_WHAT YOU NEED TO DO_
Leave out the pictures and copy every record exactly.

_INPUT ROWS_
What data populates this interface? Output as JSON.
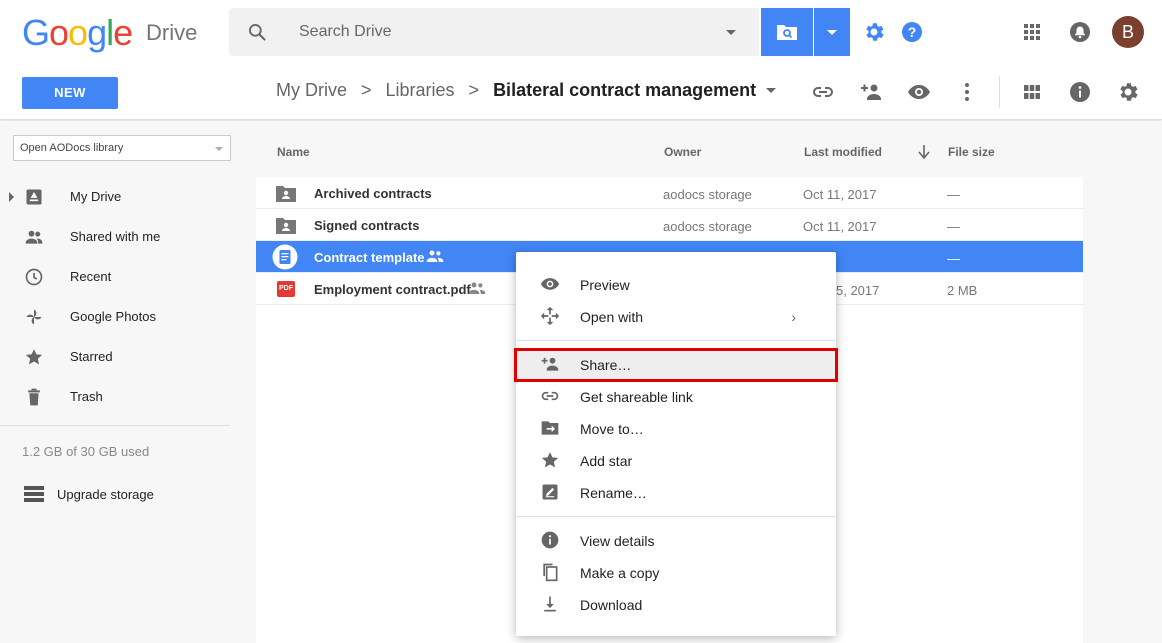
{
  "header": {
    "logo_letters": [
      "G",
      "o",
      "o",
      "g",
      "l",
      "e"
    ],
    "logo_colors": [
      "#4285f4",
      "#ea4335",
      "#fbbc05",
      "#4285f4",
      "#34a853",
      "#ea4335"
    ],
    "product": "Drive",
    "search_placeholder": "Search Drive",
    "avatar_initial": "B",
    "icons": [
      "search-icon",
      "folder-search-icon",
      "gear-icon",
      "help-icon",
      "apps-grid-icon",
      "notifications-icon"
    ]
  },
  "toolbar": {
    "new_label": "NEW",
    "breadcrumb": [
      "My Drive",
      "Libraries"
    ],
    "breadcrumb_current": "Bilateral contract management",
    "icons": [
      "link-icon",
      "add-person-icon",
      "preview-eye-icon",
      "more-vert-icon",
      "grid-view-icon",
      "info-icon",
      "settings-icon"
    ]
  },
  "sidebar": {
    "library_select": "Open AODocs library",
    "items": [
      {
        "label": "My Drive",
        "icon": "drive-icon"
      },
      {
        "label": "Shared with me",
        "icon": "people-icon"
      },
      {
        "label": "Recent",
        "icon": "clock-icon"
      },
      {
        "label": "Google Photos",
        "icon": "photos-pinwheel-icon"
      },
      {
        "label": "Starred",
        "icon": "star-icon"
      },
      {
        "label": "Trash",
        "icon": "trash-icon"
      }
    ],
    "storage_text": "1.2 GB of 30 GB used",
    "upgrade_label": "Upgrade storage"
  },
  "list": {
    "columns": {
      "name": "Name",
      "owner": "Owner",
      "modified": "Last modified",
      "size": "File size"
    },
    "rows": [
      {
        "name": "Archived contracts",
        "owner": "aodocs storage",
        "modified": "Oct 11, 2017",
        "size": "—",
        "type": "shared-folder",
        "shared": false,
        "selected": false
      },
      {
        "name": "Signed contracts",
        "owner": "aodocs storage",
        "modified": "Oct 11, 2017",
        "size": "—",
        "type": "shared-folder",
        "shared": false,
        "selected": false
      },
      {
        "name": "Contract template",
        "owner": "",
        "modified": "PM",
        "size": "—",
        "type": "doc",
        "shared": true,
        "selected": true
      },
      {
        "name": "Employment contract.pdf",
        "owner": "",
        "modified": "5, 2017",
        "size": "2 MB",
        "type": "pdf",
        "shared": true,
        "selected": false
      }
    ]
  },
  "context_menu": {
    "items": [
      {
        "label": "Preview",
        "icon": "eye-icon"
      },
      {
        "label": "Open with",
        "icon": "move-arrows-icon",
        "submenu": true
      },
      {
        "label": "Share…",
        "icon": "add-person-icon",
        "highlighted": true
      },
      {
        "label": "Get shareable link",
        "icon": "link-icon"
      },
      {
        "label": "Move to…",
        "icon": "move-folder-icon"
      },
      {
        "label": "Add star",
        "icon": "star-icon"
      },
      {
        "label": "Rename…",
        "icon": "rename-icon"
      },
      {
        "label": "View details",
        "icon": "info-icon"
      },
      {
        "label": "Make a copy",
        "icon": "copy-icon"
      },
      {
        "label": "Download",
        "icon": "download-icon"
      }
    ],
    "submenu_arrow": "›"
  },
  "colors": {
    "accent": "#4285f4",
    "highlight_box": "#e00000"
  },
  "pdf_badge": "PDF"
}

_ANSWER TO THIS TASK_
What data populates this interface? Output as JSON.
{
  "header": {
    "logo_letters": [
      "G",
      "o",
      "o",
      "g",
      "l",
      "e"
    ],
    "logo_colors": [
      "#4285f4",
      "#ea4335",
      "#fbbc05",
      "#4285f4",
      "#34a853",
      "#ea4335"
    ],
    "product": "Drive",
    "search_placeholder": "Search Drive",
    "avatar_initial": "B",
    "icons": [
      "search-icon",
      "folder-search-icon",
      "gear-icon",
      "help-icon",
      "apps-grid-icon",
      "notifications-icon"
    ]
  },
  "toolbar": {
    "new_label": "NEW",
    "breadcrumb": [
      "My Drive",
      "Libraries"
    ],
    "breadcrumb_current": "Bilateral contract management",
    "icons": [
      "link-icon",
      "add-person-icon",
      "preview-eye-icon",
      "more-vert-icon",
      "grid-view-icon",
      "info-icon",
      "settings-icon"
    ]
  },
  "sidebar": {
    "library_select": "Open AODocs library",
    "items": [
      {
        "label": "My Drive",
        "icon": "drive-icon"
      },
      {
        "label": "Shared with me",
        "icon": "people-icon"
      },
      {
        "label": "Recent",
        "icon": "clock-icon"
      },
      {
        "label": "Google Photos",
        "icon": "photos-pinwheel-icon"
      },
      {
        "label": "Starred",
        "icon": "star-icon"
      },
      {
        "label": "Trash",
        "icon": "trash-icon"
      }
    ],
    "storage_text": "1.2 GB of 30 GB used",
    "upgrade_label": "Upgrade storage"
  },
  "list": {
    "columns": {
      "name": "Name",
      "owner": "Owner",
      "modified": "Last modified",
      "size": "File size"
    },
    "rows": [
      {
        "name": "Archived contracts",
        "owner": "aodocs storage",
        "modified": "Oct 11, 2017",
        "size": "—",
        "type": "shared-folder",
        "shared": false,
        "selected": false
      },
      {
        "name": "Signed contracts",
        "owner": "aodocs storage",
        "modified": "Oct 11, 2017",
        "size": "—",
        "type": "shared-folder",
        "shared": false,
        "selected": false
      },
      {
        "name": "Contract template",
        "owner": "",
        "modified": "PM",
        "size": "—",
        "type": "doc",
        "shared": true,
        "selected": true
      },
      {
        "name": "Employment contract.pdf",
        "owner": "",
        "modified": "5, 2017",
        "size": "2 MB",
        "type": "pdf",
        "shared": true,
        "selected": false
      }
    ]
  },
  "context_menu": {
    "items": [
      {
        "label": "Preview",
        "icon": "eye-icon"
      },
      {
        "label": "Open with",
        "icon": "move-arrows-icon",
        "submenu": true
      },
      {
        "label": "Share…",
        "icon": "add-person-icon",
        "highlighted": true
      },
      {
        "label": "Get shareable link",
        "icon": "link-icon"
      },
      {
        "label": "Move to…",
        "icon": "move-folder-icon"
      },
      {
        "label": "Add star",
        "icon": "star-icon"
      },
      {
        "label": "Rename…",
        "icon": "rename-icon"
      },
      {
        "label": "View details",
        "icon": "info-icon"
      },
      {
        "label": "Make a copy",
        "icon": "copy-icon"
      },
      {
        "label": "Download",
        "icon": "download-icon"
      }
    ],
    "submenu_arrow": "›"
  },
  "colors": {
    "accent": "#4285f4",
    "highlight_box": "#e00000"
  },
  "pdf_badge": "PDF"
}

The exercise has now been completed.